**Requirements:** Skip every picture and transcribe the remaining material exactly.

··· Provided records

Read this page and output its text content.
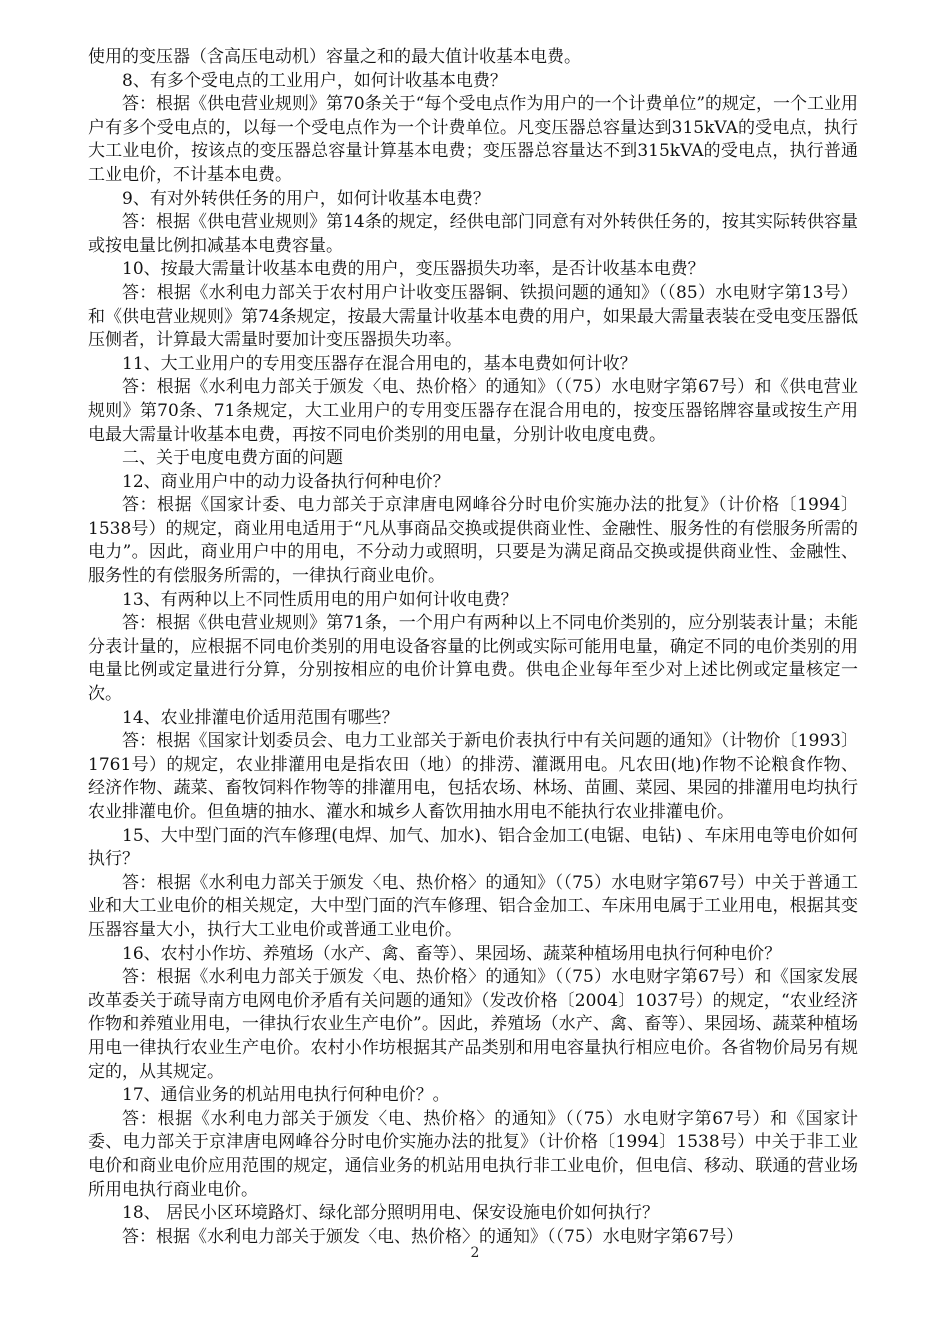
使用的变压器（含高压电动机）容量之和的最大值计收基本电费。

8、有多个受电点的工业用户，如何计收基本电费？

答：根据《供电营业规则》第70条关于“每个受电点作为用户的一个计费单位”的规定，一个工业用户有多个受电点的，以每一个受电点作为一个计费单位。凡变压器总容量达到315kVA的受电点，执行大工业电价，按该点的变压器总容量计算基本电费；变压器总容量达不到315kVA的受电点，执行普通工业电价，不计基本电费。

9、有对外转供任务的用户，如何计收基本电费？

答：根据《供电营业规则》第14条的规定，经供电部门同意有对外转供任务的，按其实际转供容量或按电量比例扣减基本电费容量。

10、按最大需量计收基本电费的用户，变压器损失功率，是否计收基本电费？

答：根据《水利电力部关于农村用户计收变压器铜、铁损问题的通知》（（85）水电财字第13号）和《供电营业规则》第74条规定，按最大需量计收基本电费的用户，如果最大需量表装在受电变压器低压侧者，计算最大需量时要加计变压器损失功率。

11、大工业用户的专用变压器存在混合用电的，基本电费如何计收？

答：根据《水利电力部关于颁发〈电、热价格〉的通知》（（75）水电财字第67号）和《供电营业规则》第70条、71条规定，大工业用户的专用变压器存在混合用电的，按变压器铭牌容量或按生产用电最大需量计收基本电费，再按不同电价类别的用电量，分别计收电度电费。

二、关于电度电费方面的问题

12、商业用户中的动力设备执行何种电价？

答：根据《国家计委、电力部关于京津唐电网峰谷分时电价实施办法的批复》（计价格〔1994〕1538号）的规定，商业用电适用于“凡从事商品交换或提供商业性、金融性、服务性的有偿服务所需的电力”。因此，商业用户中的用电，不分动力或照明，只要是为满足商品交换或提供商业性、金融性、服务性的有偿服务所需的，一律执行商业电价。

13、有两种以上不同性质用电的用户如何计收电费？

答：根据《供电营业规则》第71条，一个用户有两种以上不同电价类别的，应分别装表计量；未能分表计量的，应根据不同电价类别的用电设备容量的比例或实际可能用电量，确定不同的电价类别的用电量比例或定量进行分算，分别按相应的电价计算电费。供电企业每年至少对上述比例或定量核定一次。

14、农业排灌电价适用范围有哪些？

答：根据《国家计划委员会、电力工业部关于新电价表执行中有关问题的通知》（计物价〔1993〕1761号）的规定，农业排灌用电是指农田（地）的排涝、灌溉用电。凡农田(地)作物不论粮食作物、经济作物、蔬菜、畜牧饲料作物等的排灌用电，包括农场、林场、苗圃、菜园、果园的排灌用电均执行农业排灌电价。但鱼塘的抽水、灌水和城乡人畜饮用抽水用电不能执行农业排灌电价。

15、大中型门面的汽车修理(电焊、加气、加水)、铝合金加工(电锯、电钻) 、车床用电等电价如何执行？

答：根据《水利电力部关于颁发〈电、热价格〉的通知》（（75）水电财字第67号）中关于普通工业和大工业电价的相关规定，大中型门面的汽车修理、铝合金加工、车床用电属于工业用电，根据其变压器容量大小，执行大工业电价或普通工业电价。

16、农村小作坊、养殖场（水产、禽、畜等）、果园场、蔬菜种植场用电执行何种电价？

答：根据《水利电力部关于颁发〈电、热价格〉的通知》（（75）水电财字第67号）和《国家发展改革委关于疏导南方电网电价矛盾有关问题的通知》（发改价格〔2004〕1037号）的规定，“农业经济作物和养殖业用电，一律执行农业生产电价”。因此，养殖场（水产、禽、畜等）、果园场、蔬菜种植场用电一律执行农业生产电价。农村小作坊根据其产品类别和用电容量执行相应电价。各省物价局另有规定的，从其规定。

17、通信业务的机站用电执行何种电价？。

答：根据《水利电力部关于颁发〈电、热价格〉的通知》（（75）水电财字第67号）和《国家计委、电力部关于京津唐电网峰谷分时电价实施办法的批复》（计价格〔1994〕1538号）中关于非工业电价和商业电价应用范围的规定，通信业务的机站用电执行非工业电价，但电信、移动、联通的营业场所用电执行商业电价。

18、 居民小区环境路灯、绿化部分照明用电、保安设施电价如何执行？

答：根据《水利电力部关于颁发〈电、热价格〉的通知》（（75）水电财字第67号）

2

······

**Solution to the problem:**
Read this page and output its text content.
使用的变压器（含高压电动机）容量之和的最大值计收基本电费。

8、有多个受电点的工业用户，如何计收基本电费？

答：根据《供电营业规则》第70条关于“每个受电点作为用户的一个计费单位”的规定，一个工业用户有多个受电点的，以每一个受电点作为一个计费单位。凡变压器总容量达到315kVA的受电点，执行大工业电价，按该点的变压器总容量计算基本电费；变压器总容量达不到315kVA的受电点，执行普通工业电价，不计基本电费。

9、有对外转供任务的用户，如何计收基本电费？

答：根据《供电营业规则》第14条的规定，经供电部门同意有对外转供任务的，按其实际转供容量或按电量比例扣减基本电费容量。

10、按最大需量计收基本电费的用户，变压器损失功率，是否计收基本电费？

答：根据《水利电力部关于农村用户计收变压器铜、铁损问题的通知》（（85）水电财字第13号）和《供电营业规则》第74条规定，按最大需量计收基本电费的用户，如果最大需量表装在受电变压器低压侧者，计算最大需量时要加计变压器损失功率。

11、大工业用户的专用变压器存在混合用电的，基本电费如何计收？

答：根据《水利电力部关于颁发〈电、热价格〉的通知》（（75）水电财字第67号）和《供电营业规则》第70条、71条规定，大工业用户的专用变压器存在混合用电的，按变压器铭牌容量或按生产用电最大需量计收基本电费，再按不同电价类别的用电量，分别计收电度电费。

二、关于电度电费方面的问题

12、商业用户中的动力设备执行何种电价？

答：根据《国家计委、电力部关于京津唐电网峰谷分时电价实施办法的批复》（计价格〔1994〕1538号）的规定，商业用电适用于“凡从事商品交换或提供商业性、金融性、服务性的有偿服务所需的电力”。因此，商业用户中的用电，不分动力或照明，只要是为满足商品交换或提供商业性、金融性、服务性的有偿服务所需的，一律执行商业电价。

13、有两种以上不同性质用电的用户如何计收电费？

答：根据《供电营业规则》第71条，一个用户有两种以上不同电价类别的，应分别装表计量；未能分表计量的，应根据不同电价类别的用电设备容量的比例或实际可能用电量，确定不同的电价类别的用电量比例或定量进行分算，分别按相应的电价计算电费。供电企业每年至少对上述比例或定量核定一次。

14、农业排灌电价适用范围有哪些？

答：根据《国家计划委员会、电力工业部关于新电价表执行中有关问题的通知》（计物价〔1993〕1761号）的规定，农业排灌用电是指农田（地）的排涝、灌溉用电。凡农田(地)作物不论粮食作物、经济作物、蔬菜、畜牧饲料作物等的排灌用电，包括农场、林场、苗圃、菜园、果园的排灌用电均执行农业排灌电价。但鱼塘的抽水、灌水和城乡人畜饮用抽水用电不能执行农业排灌电价。

15、大中型门面的汽车修理(电焊、加气、加水)、铝合金加工(电锯、电钻) 、车床用电等电价如何执行？

答：根据《水利电力部关于颁发〈电、热价格〉的通知》（（75）水电财字第67号）中关于普通工业和大工业电价的相关规定，大中型门面的汽车修理、铝合金加工、车床用电属于工业用电，根据其变压器容量大小，执行大工业电价或普通工业电价。

16、农村小作坊、养殖场（水产、禽、畜等）、果园场、蔬菜种植场用电执行何种电价？

答：根据《水利电力部关于颁发〈电、热价格〉的通知》（（75）水电财字第67号）和《国家发展改革委关于疏导南方电网电价矛盾有关问题的通知》（发改价格〔2004〕1037号）的规定，“农业经济作物和养殖业用电，一律执行农业生产电价”。因此，养殖场（水产、禽、畜等）、果园场、蔬菜种植场用电一律执行农业生产电价。农村小作坊根据其产品类别和用电容量执行相应电价。各省物价局另有规定的，从其规定。

17、通信业务的机站用电执行何种电价？。

答：根据《水利电力部关于颁发〈电、热价格〉的通知》（（75）水电财字第67号）和《国家计委、电力部关于京津唐电网峰谷分时电价实施办法的批复》（计价格〔1994〕1538号）中关于非工业电价和商业电价应用范围的规定，通信业务的机站用电执行非工业电价，但电信、移动、联通的营业场所用电执行商业电价。

18、 居民小区环境路灯、绿化部分照明用电、保安设施电价如何执行？

答：根据《水利电力部关于颁发〈电、热价格〉的通知》（（75）水电财字第67号）

2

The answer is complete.